-- BEGIN --
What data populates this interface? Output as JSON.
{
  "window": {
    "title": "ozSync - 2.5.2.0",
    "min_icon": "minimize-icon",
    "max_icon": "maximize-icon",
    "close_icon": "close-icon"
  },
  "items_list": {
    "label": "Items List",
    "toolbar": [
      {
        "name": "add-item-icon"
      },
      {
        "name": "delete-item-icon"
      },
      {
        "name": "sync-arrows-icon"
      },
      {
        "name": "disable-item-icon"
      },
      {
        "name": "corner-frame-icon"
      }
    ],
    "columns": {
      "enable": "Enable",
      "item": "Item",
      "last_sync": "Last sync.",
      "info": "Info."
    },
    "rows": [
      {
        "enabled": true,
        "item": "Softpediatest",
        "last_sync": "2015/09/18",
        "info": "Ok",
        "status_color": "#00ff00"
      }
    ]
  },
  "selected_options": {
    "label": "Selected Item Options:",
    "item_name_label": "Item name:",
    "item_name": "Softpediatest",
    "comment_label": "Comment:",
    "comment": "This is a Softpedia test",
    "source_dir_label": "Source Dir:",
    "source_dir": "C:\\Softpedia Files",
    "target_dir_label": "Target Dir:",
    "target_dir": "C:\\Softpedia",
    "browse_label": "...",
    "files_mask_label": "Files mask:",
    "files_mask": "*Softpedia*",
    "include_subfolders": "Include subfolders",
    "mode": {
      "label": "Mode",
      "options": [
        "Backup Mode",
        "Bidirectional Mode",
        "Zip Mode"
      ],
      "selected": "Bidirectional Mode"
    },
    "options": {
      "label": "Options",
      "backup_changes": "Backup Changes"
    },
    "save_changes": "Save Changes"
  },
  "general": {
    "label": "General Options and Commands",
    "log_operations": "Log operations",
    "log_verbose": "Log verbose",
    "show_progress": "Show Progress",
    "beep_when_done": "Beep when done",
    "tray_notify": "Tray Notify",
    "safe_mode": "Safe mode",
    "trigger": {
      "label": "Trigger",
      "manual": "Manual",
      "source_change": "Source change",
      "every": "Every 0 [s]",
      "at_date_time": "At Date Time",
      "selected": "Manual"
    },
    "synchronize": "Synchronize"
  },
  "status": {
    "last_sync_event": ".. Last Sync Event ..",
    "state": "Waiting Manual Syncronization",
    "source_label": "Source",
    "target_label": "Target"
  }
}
-- END --
The problem: Repeat the listing in full, keeping every line exactly as it is.

Result for this exercise:
What data populates this interface? Output as JSON.
{
  "window": {
    "title": "ozSync - 2.5.2.0",
    "min_icon": "minimize-icon",
    "max_icon": "maximize-icon",
    "close_icon": "close-icon"
  },
  "items_list": {
    "label": "Items List",
    "toolbar": [
      {
        "name": "add-item-icon"
      },
      {
        "name": "delete-item-icon"
      },
      {
        "name": "sync-arrows-icon"
      },
      {
        "name": "disable-item-icon"
      },
      {
        "name": "corner-frame-icon"
      }
    ],
    "columns": {
      "enable": "Enable",
      "item": "Item",
      "last_sync": "Last sync.",
      "info": "Info."
    },
    "rows": [
      {
        "enabled": true,
        "item": "Softpediatest",
        "last_sync": "2015/09/18",
        "info": "Ok",
        "status_color": "#00ff00"
      }
    ]
  },
  "selected_options": {
    "label": "Selected Item Options:",
    "item_name_label": "Item name:",
    "item_name": "Softpediatest",
    "comment_label": "Comment:",
    "comment": "This is a Softpedia test",
    "source_dir_label": "Source Dir:",
    "source_dir": "C:\\Softpedia Files",
    "target_dir_label": "Target Dir:",
    "target_dir": "C:\\Softpedia",
    "browse_label": "...",
    "files_mask_label": "Files mask:",
    "files_mask": "*Softpedia*",
    "include_subfolders": "Include subfolders",
    "mode": {
      "label": "Mode",
      "options": [
        "Backup Mode",
        "Bidirectional Mode",
        "Zip Mode"
      ],
      "selected": "Bidirectional Mode"
    },
    "options": {
      "label": "Options",
      "backup_changes": "Backup Changes"
    },
    "save_changes": "Save Changes"
  },
  "general": {
    "label": "General Options and Commands",
    "log_operations": "Log operations",
    "log_verbose": "Log verbose",
    "show_progress": "Show Progress",
    "beep_when_done": "Beep when done",
    "tray_notify": "Tray Notify",
    "safe_mode": "Safe mode",
    "trigger": {
      "label": "Trigger",
      "manual": "Manual",
      "source_change": "Source change",
      "every": "Every 0 [s]",
      "at_date_time": "At Date Time",
      "selected": "Manual"
    },
    "synchronize": "Synchronize"
  },
  "status": {
    "last_sync_event": ".. Last Sync Event ..",
    "state": "Waiting Manual Syncronization",
    "source_label": "Source",
    "target_label": "Target"
  }
}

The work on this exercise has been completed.